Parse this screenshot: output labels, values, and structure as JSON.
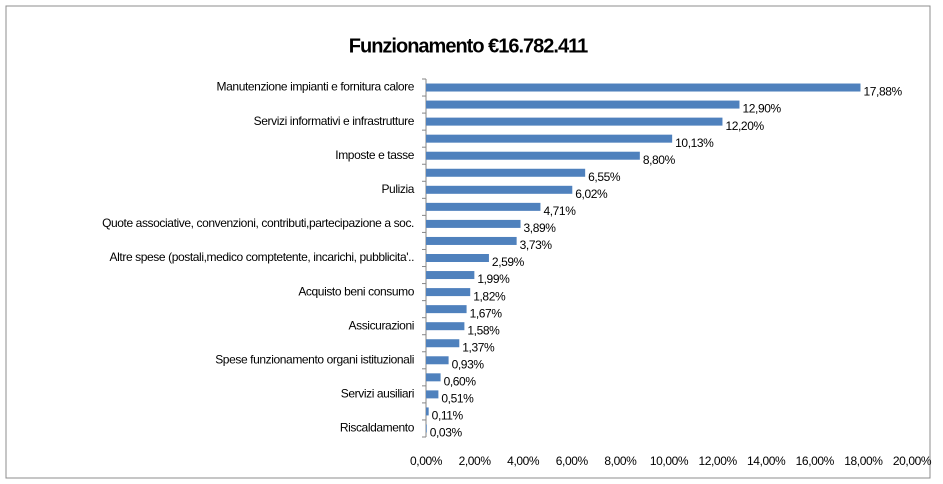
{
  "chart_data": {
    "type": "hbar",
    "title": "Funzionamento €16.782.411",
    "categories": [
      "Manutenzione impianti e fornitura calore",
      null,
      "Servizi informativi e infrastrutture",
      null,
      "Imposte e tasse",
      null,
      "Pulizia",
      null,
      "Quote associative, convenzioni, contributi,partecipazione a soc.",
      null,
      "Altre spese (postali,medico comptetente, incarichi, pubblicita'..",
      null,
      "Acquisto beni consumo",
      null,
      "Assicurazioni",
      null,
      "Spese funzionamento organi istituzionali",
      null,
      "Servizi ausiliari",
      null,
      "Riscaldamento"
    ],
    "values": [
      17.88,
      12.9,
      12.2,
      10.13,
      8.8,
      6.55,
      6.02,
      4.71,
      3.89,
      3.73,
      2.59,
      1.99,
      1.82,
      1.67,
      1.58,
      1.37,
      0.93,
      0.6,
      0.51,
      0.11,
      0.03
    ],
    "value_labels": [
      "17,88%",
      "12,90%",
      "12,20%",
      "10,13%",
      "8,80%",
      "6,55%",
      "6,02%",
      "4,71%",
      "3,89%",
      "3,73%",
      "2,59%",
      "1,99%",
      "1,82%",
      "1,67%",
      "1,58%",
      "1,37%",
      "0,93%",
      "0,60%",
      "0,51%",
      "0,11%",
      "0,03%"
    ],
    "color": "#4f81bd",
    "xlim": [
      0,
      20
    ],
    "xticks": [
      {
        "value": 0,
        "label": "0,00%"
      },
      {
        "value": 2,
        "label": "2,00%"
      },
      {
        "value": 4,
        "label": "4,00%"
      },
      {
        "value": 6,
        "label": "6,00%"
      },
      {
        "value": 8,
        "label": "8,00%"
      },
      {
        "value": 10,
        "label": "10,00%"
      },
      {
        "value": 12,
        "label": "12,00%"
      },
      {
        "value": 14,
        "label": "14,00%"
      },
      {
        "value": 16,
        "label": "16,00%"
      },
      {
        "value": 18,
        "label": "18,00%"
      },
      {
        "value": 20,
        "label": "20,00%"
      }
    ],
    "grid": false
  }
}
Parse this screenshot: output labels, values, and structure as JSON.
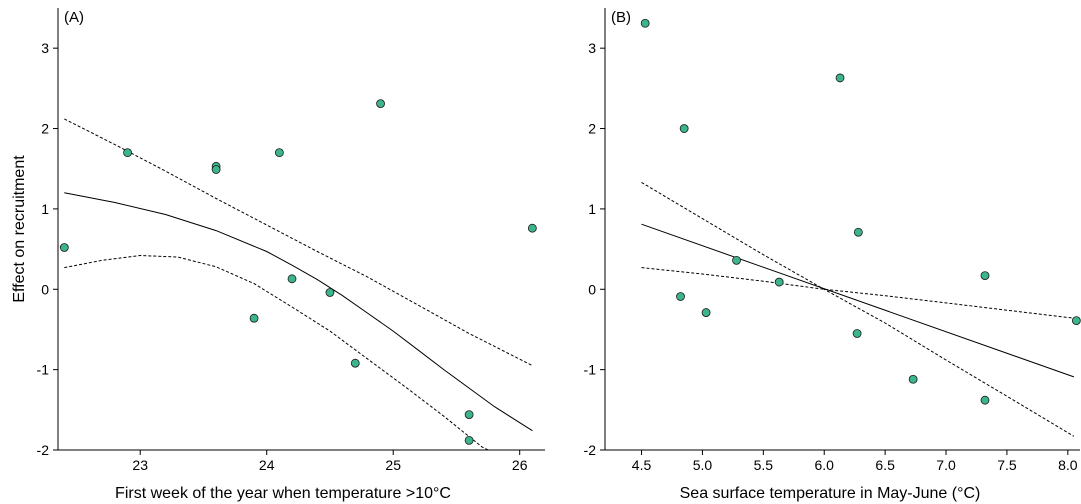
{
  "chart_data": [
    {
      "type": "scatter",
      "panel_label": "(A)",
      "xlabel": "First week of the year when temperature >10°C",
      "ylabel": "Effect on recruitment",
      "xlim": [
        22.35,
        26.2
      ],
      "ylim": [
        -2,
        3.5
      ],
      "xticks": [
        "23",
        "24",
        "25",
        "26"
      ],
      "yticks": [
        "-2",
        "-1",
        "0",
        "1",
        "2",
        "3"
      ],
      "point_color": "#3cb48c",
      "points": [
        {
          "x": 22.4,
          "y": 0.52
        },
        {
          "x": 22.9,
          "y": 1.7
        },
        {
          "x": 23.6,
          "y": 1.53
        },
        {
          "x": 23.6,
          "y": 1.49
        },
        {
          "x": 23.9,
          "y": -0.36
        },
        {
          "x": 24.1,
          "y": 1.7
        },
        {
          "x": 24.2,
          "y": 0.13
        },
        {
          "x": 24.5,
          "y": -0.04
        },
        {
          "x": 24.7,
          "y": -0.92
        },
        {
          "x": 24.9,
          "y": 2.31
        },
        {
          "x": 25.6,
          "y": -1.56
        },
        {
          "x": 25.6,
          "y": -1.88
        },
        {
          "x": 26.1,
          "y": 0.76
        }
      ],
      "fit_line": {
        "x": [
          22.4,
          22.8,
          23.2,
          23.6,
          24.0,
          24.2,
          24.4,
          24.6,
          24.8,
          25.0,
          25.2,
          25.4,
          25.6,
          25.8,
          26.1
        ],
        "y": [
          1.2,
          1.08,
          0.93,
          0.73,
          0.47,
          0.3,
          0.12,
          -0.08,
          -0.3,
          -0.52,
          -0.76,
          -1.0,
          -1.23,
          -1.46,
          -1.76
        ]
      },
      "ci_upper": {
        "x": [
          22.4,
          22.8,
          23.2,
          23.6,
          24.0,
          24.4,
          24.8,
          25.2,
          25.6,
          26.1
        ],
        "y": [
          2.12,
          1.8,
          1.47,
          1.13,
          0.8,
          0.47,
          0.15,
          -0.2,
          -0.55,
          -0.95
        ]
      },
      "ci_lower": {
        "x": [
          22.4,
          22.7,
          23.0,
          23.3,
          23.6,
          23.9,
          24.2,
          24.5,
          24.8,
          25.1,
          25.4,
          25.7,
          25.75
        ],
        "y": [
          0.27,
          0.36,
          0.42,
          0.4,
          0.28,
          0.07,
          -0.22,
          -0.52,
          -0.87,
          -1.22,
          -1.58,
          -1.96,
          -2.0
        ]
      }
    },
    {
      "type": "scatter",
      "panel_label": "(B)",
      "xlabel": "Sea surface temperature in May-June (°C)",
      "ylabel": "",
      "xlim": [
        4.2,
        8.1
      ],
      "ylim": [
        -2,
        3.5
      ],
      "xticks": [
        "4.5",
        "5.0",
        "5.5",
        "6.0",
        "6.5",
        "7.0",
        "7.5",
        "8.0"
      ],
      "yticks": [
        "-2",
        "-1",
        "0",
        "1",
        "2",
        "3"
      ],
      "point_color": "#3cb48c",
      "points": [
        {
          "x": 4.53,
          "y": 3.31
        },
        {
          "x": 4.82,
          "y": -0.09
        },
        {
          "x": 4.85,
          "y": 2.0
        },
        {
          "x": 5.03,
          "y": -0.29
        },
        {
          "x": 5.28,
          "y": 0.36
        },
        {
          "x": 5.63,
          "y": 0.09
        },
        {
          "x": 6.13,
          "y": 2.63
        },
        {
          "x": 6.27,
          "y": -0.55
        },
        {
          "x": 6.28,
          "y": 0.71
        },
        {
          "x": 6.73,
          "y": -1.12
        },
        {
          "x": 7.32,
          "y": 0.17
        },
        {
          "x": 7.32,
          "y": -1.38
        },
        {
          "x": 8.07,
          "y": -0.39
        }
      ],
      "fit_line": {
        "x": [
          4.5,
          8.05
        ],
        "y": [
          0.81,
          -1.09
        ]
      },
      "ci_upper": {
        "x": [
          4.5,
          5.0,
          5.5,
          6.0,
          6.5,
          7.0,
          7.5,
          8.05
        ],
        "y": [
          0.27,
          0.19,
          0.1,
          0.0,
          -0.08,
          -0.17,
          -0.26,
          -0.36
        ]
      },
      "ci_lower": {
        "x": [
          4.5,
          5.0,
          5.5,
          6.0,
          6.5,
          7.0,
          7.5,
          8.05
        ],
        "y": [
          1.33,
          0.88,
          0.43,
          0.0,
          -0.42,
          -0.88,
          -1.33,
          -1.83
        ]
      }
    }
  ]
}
===
**Task directions:**
Retype each entry precisely. Skip images entirely.

**Worked answer:**
Parse this screenshot: output labels, values, and structure as JSON.
{
  "chart_data": {
    "type": "hbar",
    "title": "Funzionamento €16.782.411",
    "categories": [
      "Manutenzione impianti e fornitura calore",
      null,
      "Servizi informativi e infrastrutture",
      null,
      "Imposte e tasse",
      null,
      "Pulizia",
      null,
      "Quote associative, convenzioni, contributi,partecipazione a soc.",
      null,
      "Altre spese (postali,medico comptetente, incarichi, pubblicita'..",
      null,
      "Acquisto beni consumo",
      null,
      "Assicurazioni",
      null,
      "Spese funzionamento organi istituzionali",
      null,
      "Servizi ausiliari",
      null,
      "Riscaldamento"
    ],
    "values": [
      17.88,
      12.9,
      12.2,
      10.13,
      8.8,
      6.55,
      6.02,
      4.71,
      3.89,
      3.73,
      2.59,
      1.99,
      1.82,
      1.67,
      1.58,
      1.37,
      0.93,
      0.6,
      0.51,
      0.11,
      0.03
    ],
    "value_labels": [
      "17,88%",
      "12,90%",
      "12,20%",
      "10,13%",
      "8,80%",
      "6,55%",
      "6,02%",
      "4,71%",
      "3,89%",
      "3,73%",
      "2,59%",
      "1,99%",
      "1,82%",
      "1,67%",
      "1,58%",
      "1,37%",
      "0,93%",
      "0,60%",
      "0,51%",
      "0,11%",
      "0,03%"
    ],
    "color": "#4f81bd",
    "xlim": [
      0,
      20
    ],
    "xticks": [
      {
        "value": 0,
        "label": "0,00%"
      },
      {
        "value": 2,
        "label": "2,00%"
      },
      {
        "value": 4,
        "label": "4,00%"
      },
      {
        "value": 6,
        "label": "6,00%"
      },
      {
        "value": 8,
        "label": "8,00%"
      },
      {
        "value": 10,
        "label": "10,00%"
      },
      {
        "value": 12,
        "label": "12,00%"
      },
      {
        "value": 14,
        "label": "14,00%"
      },
      {
        "value": 16,
        "label": "16,00%"
      },
      {
        "value": 18,
        "label": "18,00%"
      },
      {
        "value": 20,
        "label": "20,00%"
      }
    ],
    "grid": false
  }
}
Parse this screenshot: output labels, values, and structure as JSON.
{
  "chart_data": [
    {
      "type": "scatter",
      "panel_label": "(A)",
      "xlabel": "First week of the year when temperature >10°C",
      "ylabel": "Effect on recruitment",
      "xlim": [
        22.35,
        26.2
      ],
      "ylim": [
        -2,
        3.5
      ],
      "xticks": [
        "23",
        "24",
        "25",
        "26"
      ],
      "yticks": [
        "-2",
        "-1",
        "0",
        "1",
        "2",
        "3"
      ],
      "point_color": "#3cb48c",
      "points": [
        {
          "x": 22.4,
          "y": 0.52
        },
        {
          "x": 22.9,
          "y": 1.7
        },
        {
          "x": 23.6,
          "y": 1.53
        },
        {
          "x": 23.6,
          "y": 1.49
        },
        {
          "x": 23.9,
          "y": -0.36
        },
        {
          "x": 24.1,
          "y": 1.7
        },
        {
          "x": 24.2,
          "y": 0.13
        },
        {
          "x": 24.5,
          "y": -0.04
        },
        {
          "x": 24.7,
          "y": -0.92
        },
        {
          "x": 24.9,
          "y": 2.31
        },
        {
          "x": 25.6,
          "y": -1.56
        },
        {
          "x": 25.6,
          "y": -1.88
        },
        {
          "x": 26.1,
          "y": 0.76
        }
      ],
      "fit_line": {
        "x": [
          22.4,
          22.8,
          23.2,
          23.6,
          24.0,
          24.2,
          24.4,
          24.6,
          24.8,
          25.0,
          25.2,
          25.4,
          25.6,
          25.8,
          26.1
        ],
        "y": [
          1.2,
          1.08,
          0.93,
          0.73,
          0.47,
          0.3,
          0.12,
          -0.08,
          -0.3,
          -0.52,
          -0.76,
          -1.0,
          -1.23,
          -1.46,
          -1.76
        ]
      },
      "ci_upper": {
        "x": [
          22.4,
          22.8,
          23.2,
          23.6,
          24.0,
          24.4,
          24.8,
          25.2,
          25.6,
          26.1
        ],
        "y": [
          2.12,
          1.8,
          1.47,
          1.13,
          0.8,
          0.47,
          0.15,
          -0.2,
          -0.55,
          -0.95
        ]
      },
      "ci_lower": {
        "x": [
          22.4,
          22.7,
          23.0,
          23.3,
          23.6,
          23.9,
          24.2,
          24.5,
          24.8,
          25.1,
          25.4,
          25.7,
          25.75
        ],
        "y": [
          0.27,
          0.36,
          0.42,
          0.4,
          0.28,
          0.07,
          -0.22,
          -0.52,
          -0.87,
          -1.22,
          -1.58,
          -1.96,
          -2.0
        ]
      }
    },
    {
      "type": "scatter",
      "panel_label": "(B)",
      "xlabel": "Sea surface temperature in May-June (°C)",
      "ylabel": "",
      "xlim": [
        4.2,
        8.1
      ],
      "ylim": [
        -2,
        3.5
      ],
      "xticks": [
        "4.5",
        "5.0",
        "5.5",
        "6.0",
        "6.5",
        "7.0",
        "7.5",
        "8.0"
      ],
      "yticks": [
        "-2",
        "-1",
        "0",
        "1",
        "2",
        "3"
      ],
      "point_color": "#3cb48c",
      "points": [
        {
          "x": 4.53,
          "y": 3.31
        },
        {
          "x": 4.82,
          "y": -0.09
        },
        {
          "x": 4.85,
          "y": 2.0
        },
        {
          "x": 5.03,
          "y": -0.29
        },
        {
          "x": 5.28,
          "y": 0.36
        },
        {
          "x": 5.63,
          "y": 0.09
        },
        {
          "x": 6.13,
          "y": 2.63
        },
        {
          "x": 6.27,
          "y": -0.55
        },
        {
          "x": 6.28,
          "y": 0.71
        },
        {
          "x": 6.73,
          "y": -1.12
        },
        {
          "x": 7.32,
          "y": 0.17
        },
        {
          "x": 7.32,
          "y": -1.38
        },
        {
          "x": 8.07,
          "y": -0.39
        }
      ],
      "fit_line": {
        "x": [
          4.5,
          8.05
        ],
        "y": [
          0.81,
          -1.09
        ]
      },
      "ci_upper": {
        "x": [
          4.5,
          5.0,
          5.5,
          6.0,
          6.5,
          7.0,
          7.5,
          8.05
        ],
        "y": [
          0.27,
          0.19,
          0.1,
          0.0,
          -0.08,
          -0.17,
          -0.26,
          -0.36
        ]
      },
      "ci_lower": {
        "x": [
          4.5,
          5.0,
          5.5,
          6.0,
          6.5,
          7.0,
          7.5,
          8.05
        ],
        "y": [
          1.33,
          0.88,
          0.43,
          0.0,
          -0.42,
          -0.88,
          -1.33,
          -1.83
        ]
      }
    }
  ]
}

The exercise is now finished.